== STORED ROWS ==

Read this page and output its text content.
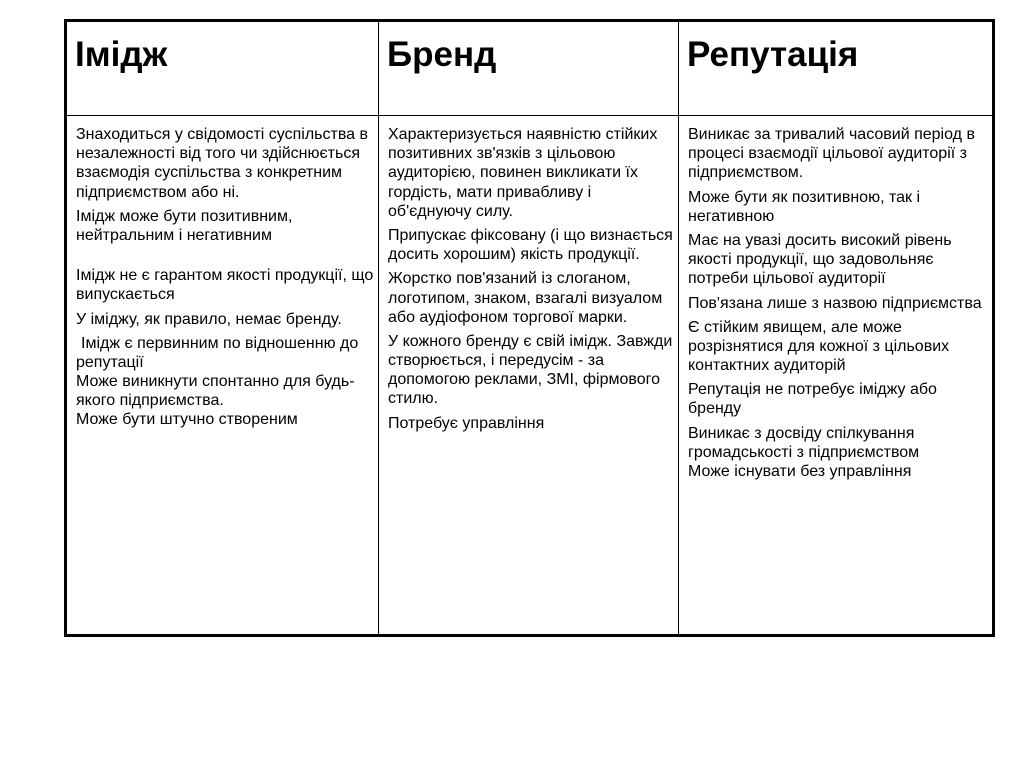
Імідж	Бренд	Репутація

Знаходиться у свідомості суспільства в незалежності від того чи здійснюється взаємодія суспільства з конкретним підприємством або ні.

Імідж може бути позитивним, нейтральним і негативним

Імідж не є гарантом якості продукції, що випускається

У іміджу, як правило, немає бренду.

Імідж є первинним по відношенню до репутації

Може виникнути спонтанно для будь-якого підприємства.

Може бути штучно створеним

Характеризується наявністю стійких позитивних зв'язків з цільовою аудиторією, повинен викликати їх гордість, мати привабливу і об'єднуючу силу.

Припускає фіксовану (і що визнається досить хорошим) якість продукції.

Жорстко пов'язаний із слоганом, логотипом, знаком, взагалі визуалом або аудіофоном торгової марки.

У кожного бренду є свій імідж. Завжди створюється, і передусім - за допомогою реклами, ЗМІ, фірмового стилю.

Потребує управління

Виникає за тривалий часовий період в процесі взаємодії цільової аудиторії з підприємством.

Може бути як позитивною, так і негативною

Має на увазі досить високий рівень якості продукції, що задовольняє потреби цільової аудиторії

Пов'язана лише з назвою підприємства

Є стійким явищем, але може розрізнятися для кожної з цільових контактних аудиторій

Репутація не потребує іміджу або бренду

Виникає з досвіду спілкування громадськості з підприємством

Може існувати без управління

===

→ PROBLEM
Copy out each line in the listing that has the word "бренду".

→ REPLY
У іміджу, як правило, немає бренду.
У кожного бренду є свій імідж. Завжди створюється, і передусім - за допомогою реклами, ЗМІ, фірмового стилю.
Репутація не потребує іміджу або бренду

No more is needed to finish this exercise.